__PROMPT__.
Retype each record below word for word. Leave the pictures out.
____________
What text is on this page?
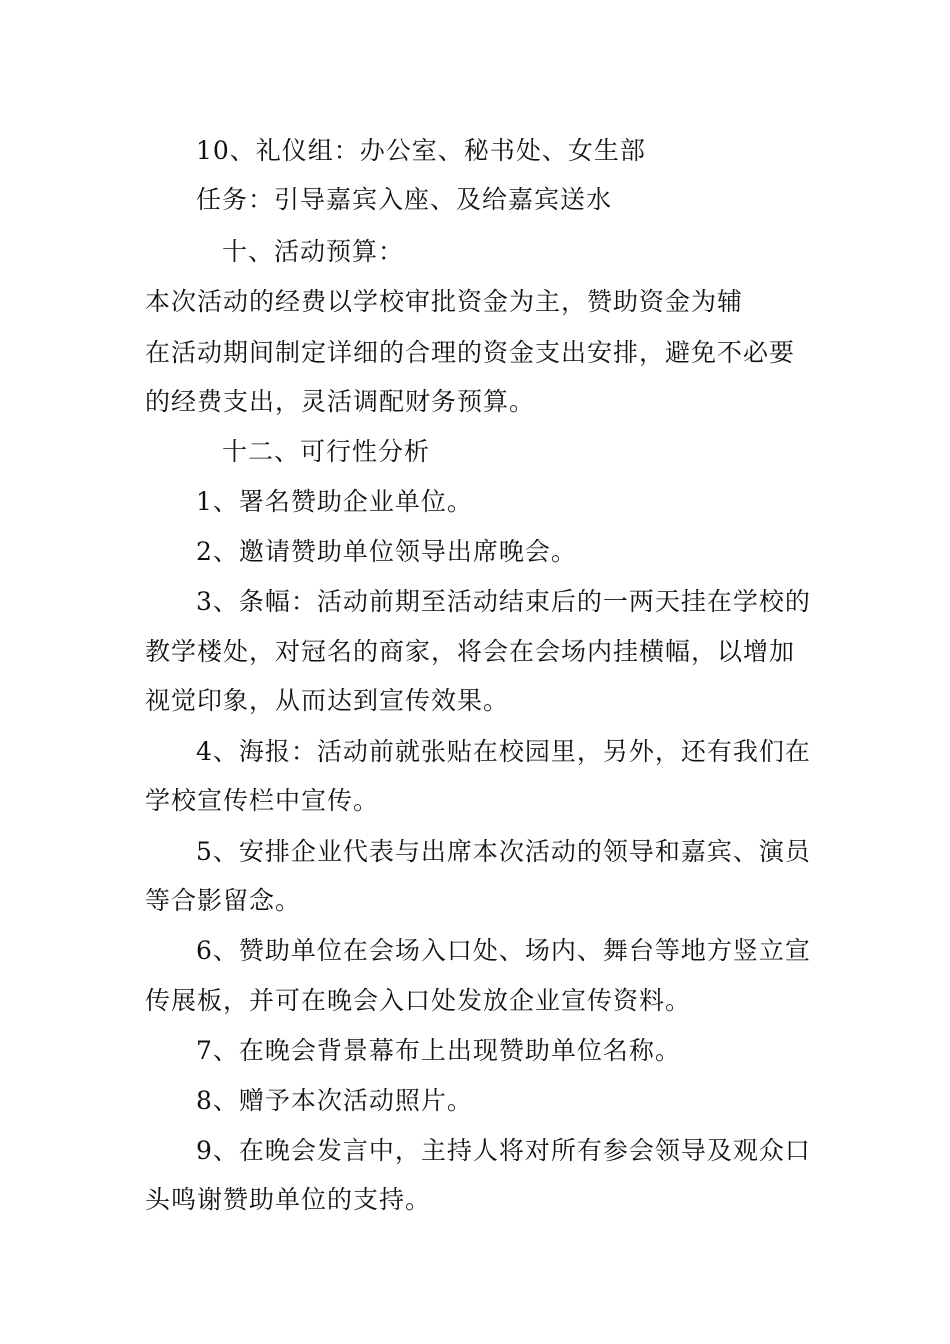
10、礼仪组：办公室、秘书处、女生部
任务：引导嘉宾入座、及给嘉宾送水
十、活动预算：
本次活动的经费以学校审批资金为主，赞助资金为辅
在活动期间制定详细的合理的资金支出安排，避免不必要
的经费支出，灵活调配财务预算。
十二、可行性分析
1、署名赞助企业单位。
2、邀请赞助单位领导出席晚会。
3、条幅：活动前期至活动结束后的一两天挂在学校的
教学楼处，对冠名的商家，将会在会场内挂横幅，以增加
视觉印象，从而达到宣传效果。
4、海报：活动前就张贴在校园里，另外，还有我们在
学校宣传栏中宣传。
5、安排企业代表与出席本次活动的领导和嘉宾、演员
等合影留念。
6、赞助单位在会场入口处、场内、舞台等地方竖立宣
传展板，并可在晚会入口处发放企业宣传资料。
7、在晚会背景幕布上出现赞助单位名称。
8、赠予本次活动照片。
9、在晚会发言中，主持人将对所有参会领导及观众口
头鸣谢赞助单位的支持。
____________
__THE RESULT__.
What text is on this page?
10、礼仪组：办公室、秘书处、女生部
任务：引导嘉宾入座、及给嘉宾送水
十、活动预算：
本次活动的经费以学校审批资金为主，赞助资金为辅
在活动期间制定详细的合理的资金支出安排，避免不必要
的经费支出，灵活调配财务预算。
十二、可行性分析
1、署名赞助企业单位。
2、邀请赞助单位领导出席晚会。
3、条幅：活动前期至活动结束后的一两天挂在学校的
教学楼处，对冠名的商家，将会在会场内挂横幅，以增加
视觉印象，从而达到宣传效果。
4、海报：活动前就张贴在校园里，另外，还有我们在
学校宣传栏中宣传。
5、安排企业代表与出席本次活动的领导和嘉宾、演员
等合影留念。
6、赞助单位在会场入口处、场内、舞台等地方竖立宣
传展板，并可在晚会入口处发放企业宣传资料。
7、在晚会背景幕布上出现赞助单位名称。
8、赠予本次活动照片。
9、在晚会发言中，主持人将对所有参会领导及观众口
头鸣谢赞助单位的支持。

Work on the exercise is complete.